- Task details
Omit the pictures, then reproduce every remaining record exactly.
········
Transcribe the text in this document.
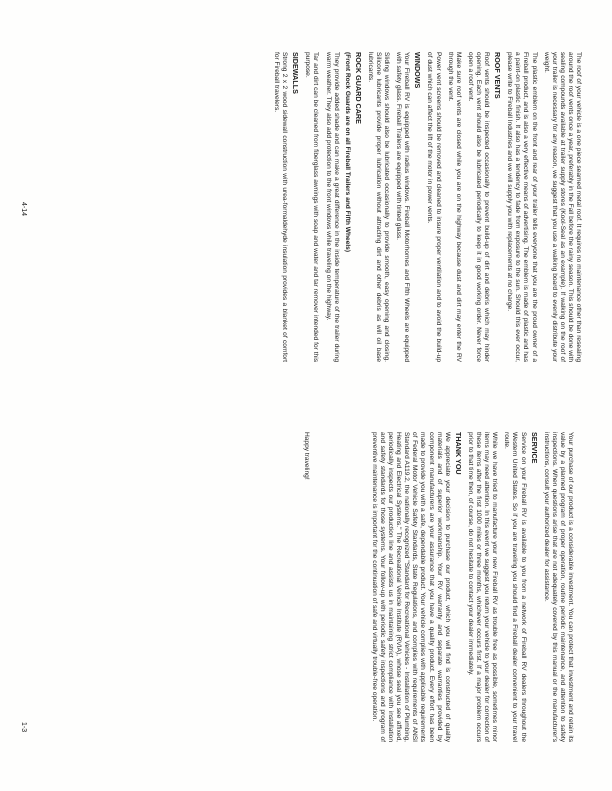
The roof of your vehicle is a one piece seamed metal roof. It requires no maintenance other than resealing around the roof vents once a year, preferably in the Fall before the rainy season. This should be done with sealing compounds available at trailer supply stores (Kool-Seal as an example). If walking on the roof of your trailer is necessary for any reason, we suggest that you use a walking board to evenly distribute your weight.

The plastic emblem on the front and rear of your trailer tells everyone that you are the proud owner of a Fireball product, and is also a very effective means of advertising. The emblem is made of plastic and has a paint-on plastic finish. It also has a tendency to fade from exposure to the sun. Should this ever occur, please write to Fireball Industries and we will supply you with replacements at no charge.

ROOF VENTS

Roof vents should be inspected occasionally to prevent build-up of dirt and debris which may hinder opening. Each vent should also be lubricated periodically to keep it in good working order. Never force open a roof vent.

Make sure roof vents are closed while you are on the highway because dust and dirt may enter the RV through the vent.

Power vent screens should be removed and cleaned to insure proper ventilation and to avoid the build-up of dust which can affect the lift of the motor in power vents.

WINDOWS

Your Fireball RV is equipped with radius windows. Fireball Motorhomes and Fifth Wheels are equipped with safety glass. Fireball Trailers are equipped with tinted glass.

Sliding windows should also be lubricated occasionally to provide smooth, easy opening and closing. Silicone lubricants provide proper lubrication without attracting dirt and other debris as will oil base lubricants.

ROCK GUARD CARE
(Front Rock Guards are on all Fireball Trailers and Fifth Wheels)

They provide added shade and can make a great difference in the inside temperature of the trailer during warm weather. They also add protection to the front windows while traveling on the highway.

Tar and dirt can be cleaned from fiberglass awnings with soap and water and tar remover intended for this purpose.

SIDEWALLS

Strong 2 x 2 wood sidewall construction with urea-formaldehyde insulation provides a blanket of comfort for Fireball travelers.

4-14

Your purchase of our product is a considerable investment. You can protect that investment and retain its value by a planned program of proper operation, routine periodic maintenance, and attention to safety inspections. When questions arise that are not adequately covered by this manual or the manufacturer's instructions, consult your authorized dealer for assistance.

SERVICE

Service on your Fireball RV is available to you from a network of Fireball RV dealers throughout the Western United States. So if you are traveling you should find a Fireball dealer convenient to your travel route.

While we have tried to manufacture your new Fireball RV as trouble free as possible, sometimes minor items may need attention. In this event we suggest you return your vehicle to your dealer for correction of these items after the first 1000 miles or three months, whichever occurs first. If a major problem occurs prior to that time then, of course, do not hesitate to contact your dealer immediately.

THANK YOU

We appreciate your decision to purchase our product, which you will find is constructed of quality materials and of superior workmanship. Your RV warranty and separate warranties provided by component manufacturers are your assurance that you have a quality product. Every effort has been made to provide you with a safe, dependable product. Your vehicle complies with applicable requirements of Federal Motor Vehicle Safety Standards, State Regulations, and complies with requirements of ANSI Standard A119.2, the nationally recognized "Standard for Recreational Vehicles - Installation of Plumbing, Heating and Electrical Systems." The Recreational Vehicle Institute (RVIA), whose seal you see affixed, periodically inspects our production line and assists us in maintaining strict compliance with installation and safety standards for those systems. Your follow-up with periodic safety inspections and program of preventive maintenance is important for the continuation of safe and virtually trouble-free operation.

Happy traveling!

1-3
········
- Result of this task
Transcribe the text in this document.
The roof of your vehicle is a one piece seamed metal roof. It requires no maintenance other than resealing around the roof vents once a year, preferably in the Fall before the rainy season. This should be done with sealing compounds available at trailer supply stores (Kool-Seal as an example). If walking on the roof of your trailer is necessary for any reason, we suggest that you use a walking board to evenly distribute your weight.

The plastic emblem on the front and rear of your trailer tells everyone that you are the proud owner of a Fireball product, and is also a very effective means of advertising. The emblem is made of plastic and has a paint-on plastic finish. It also has a tendency to fade from exposure to the sun. Should this ever occur, please write to Fireball Industries and we will supply you with replacements at no charge.

ROOF VENTS

Roof vents should be inspected occasionally to prevent build-up of dirt and debris which may hinder opening. Each vent should also be lubricated periodically to keep it in good working order. Never force open a roof vent.

Make sure roof vents are closed while you are on the highway because dust and dirt may enter the RV through the vent.

Power vent screens should be removed and cleaned to insure proper ventilation and to avoid the build-up of dust which can affect the lift of the motor in power vents.

WINDOWS

Your Fireball RV is equipped with radius windows. Fireball Motorhomes and Fifth Wheels are equipped with safety glass. Fireball Trailers are equipped with tinted glass.

Sliding windows should also be lubricated occasionally to provide smooth, easy opening and closing. Silicone lubricants provide proper lubrication without attracting dirt and other debris as will oil base lubricants.

ROCK GUARD CARE
(Front Rock Guards are on all Fireball Trailers and Fifth Wheels)

They provide added shade and can make a great difference in the inside temperature of the trailer during warm weather. They also add protection to the front windows while traveling on the highway.

Tar and dirt can be cleaned from fiberglass awnings with soap and water and tar remover intended for this purpose.

SIDEWALLS

Strong 2 x 2 wood sidewall construction with urea-formaldehyde insulation provides a blanket of comfort for Fireball travelers.

4-14

Your purchase of our product is a considerable investment. You can protect that investment and retain its value by a planned program of proper operation, routine periodic maintenance, and attention to safety inspections. When questions arise that are not adequately covered by this manual or the manufacturer's instructions, consult your authorized dealer for assistance.

SERVICE

Service on your Fireball RV is available to you from a network of Fireball RV dealers throughout the Western United States. So if you are traveling you should find a Fireball dealer convenient to your travel route.

While we have tried to manufacture your new Fireball RV as trouble free as possible, sometimes minor items may need attention. In this event we suggest you return your vehicle to your dealer for correction of these items after the first 1000 miles or three months, whichever occurs first. If a major problem occurs prior to that time then, of course, do not hesitate to contact your dealer immediately.

THANK YOU

We appreciate your decision to purchase our product, which you will find is constructed of quality materials and of superior workmanship. Your RV warranty and separate warranties provided by component manufacturers are your assurance that you have a quality product. Every effort has been made to provide you with a safe, dependable product. Your vehicle complies with applicable requirements of Federal Motor Vehicle Safety Standards, State Regulations, and complies with requirements of ANSI Standard A119.2, the nationally recognized "Standard for Recreational Vehicles - Installation of Plumbing, Heating and Electrical Systems." The Recreational Vehicle Institute (RVIA), whose seal you see affixed, periodically inspects our production line and assists us in maintaining strict compliance with installation and safety standards for those systems. Your follow-up with periodic safety inspections and program of preventive maintenance is important for the continuation of safe and virtually trouble-free operation.

Happy traveling!

1-3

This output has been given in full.